## Exercise directions
Type out the data exactly as given. Skip any image.

(Records)
* * * * * * *

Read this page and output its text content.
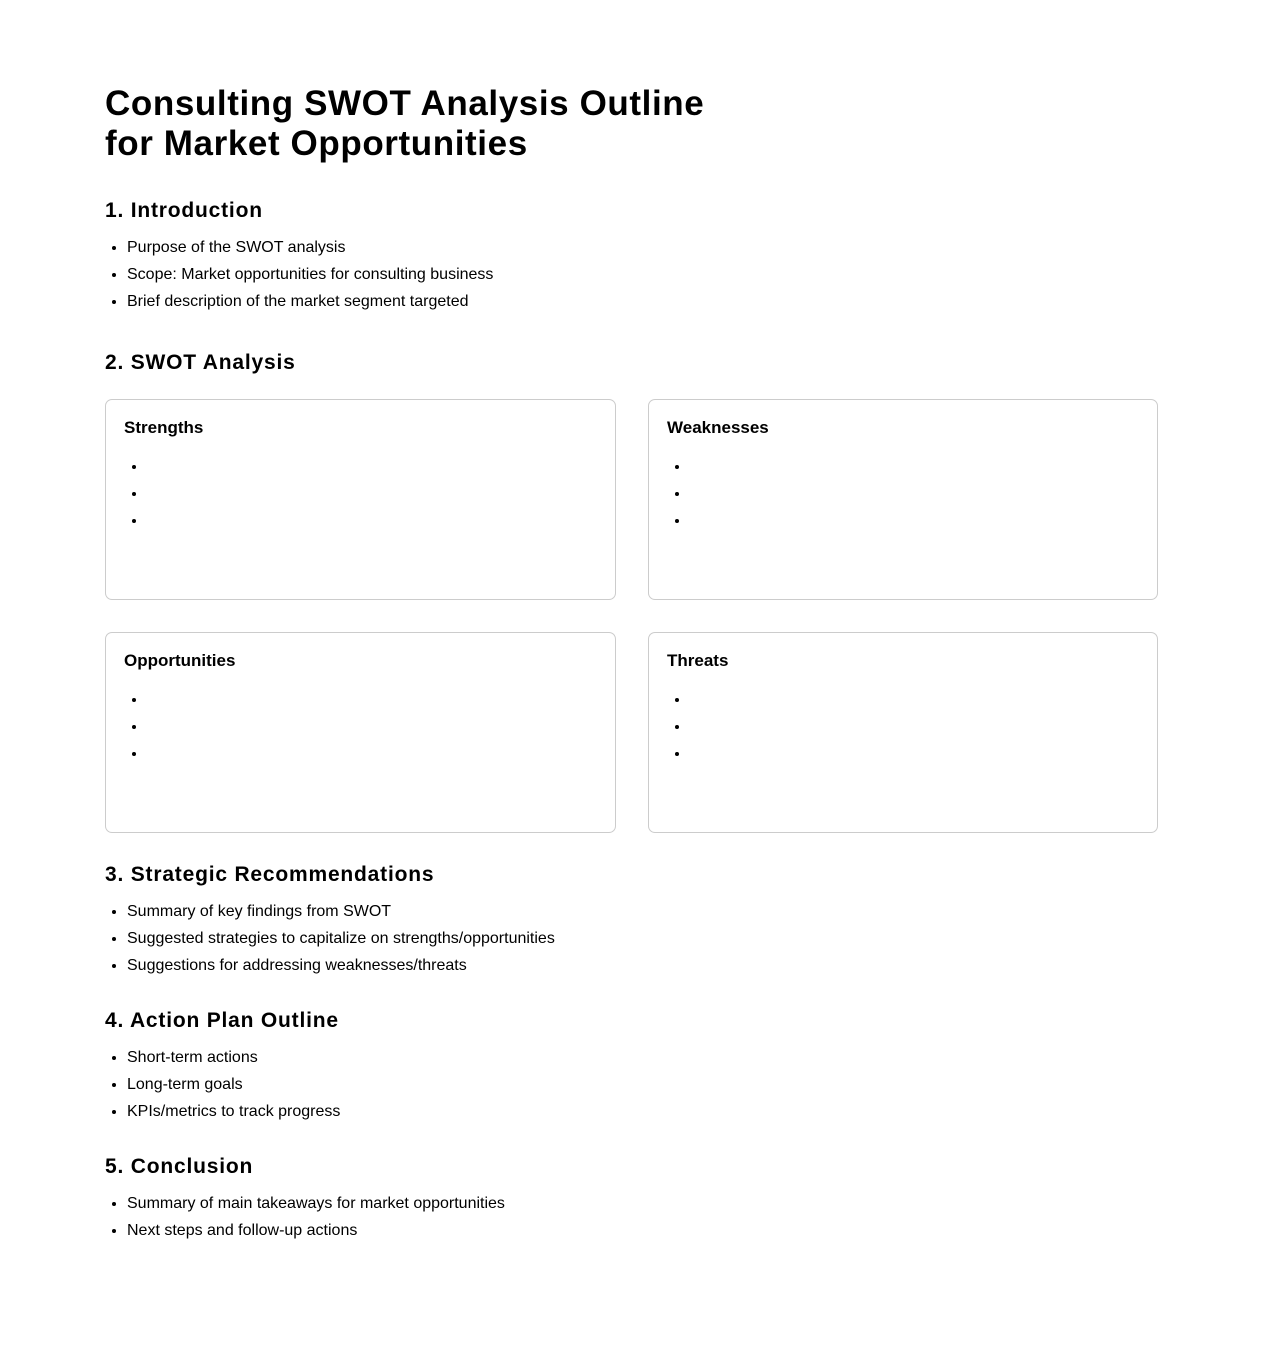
Consulting SWOT Analysis Outline
for Market Opportunities
1. Introduction
• Purpose of the SWOT analysis
• Scope: Market opportunities for consulting business
• Brief description of the market segment targeted
2. SWOT Analysis
Strengths
•
•
•	Weaknesses
•
•
•
Opportunities
•
•
•	Threats
•
•
•
3. Strategic Recommendations
• Summary of key findings from SWOT
• Suggested strategies to capitalize on strengths/opportunities
• Suggestions for addressing weaknesses/threats
4. Action Plan Outline
• Short-term actions
• Long-term goals
• KPIs/metrics to track progress
5. Conclusion
• Summary of main takeaways for market opportunities
• Next steps and follow-up actions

* * * * * * *

## Result
Read this page and output its text content.
Consulting SWOT Analysis Outline
for Market Opportunities
1. Introduction
• Purpose of the SWOT analysis
• Scope: Market opportunities for consulting business
• Brief description of the market segment targeted
2. SWOT Analysis
Strengths
•
•
•	Weaknesses
•
•
•
Opportunities
•
•
•	Threats
•
•
•
3. Strategic Recommendations
• Summary of key findings from SWOT
• Suggested strategies to capitalize on strengths/opportunities
• Suggestions for addressing weaknesses/threats
4. Action Plan Outline
• Short-term actions
• Long-term goals
• KPIs/metrics to track progress
5. Conclusion
• Summary of main takeaways for market opportunities
• Next steps and follow-up actions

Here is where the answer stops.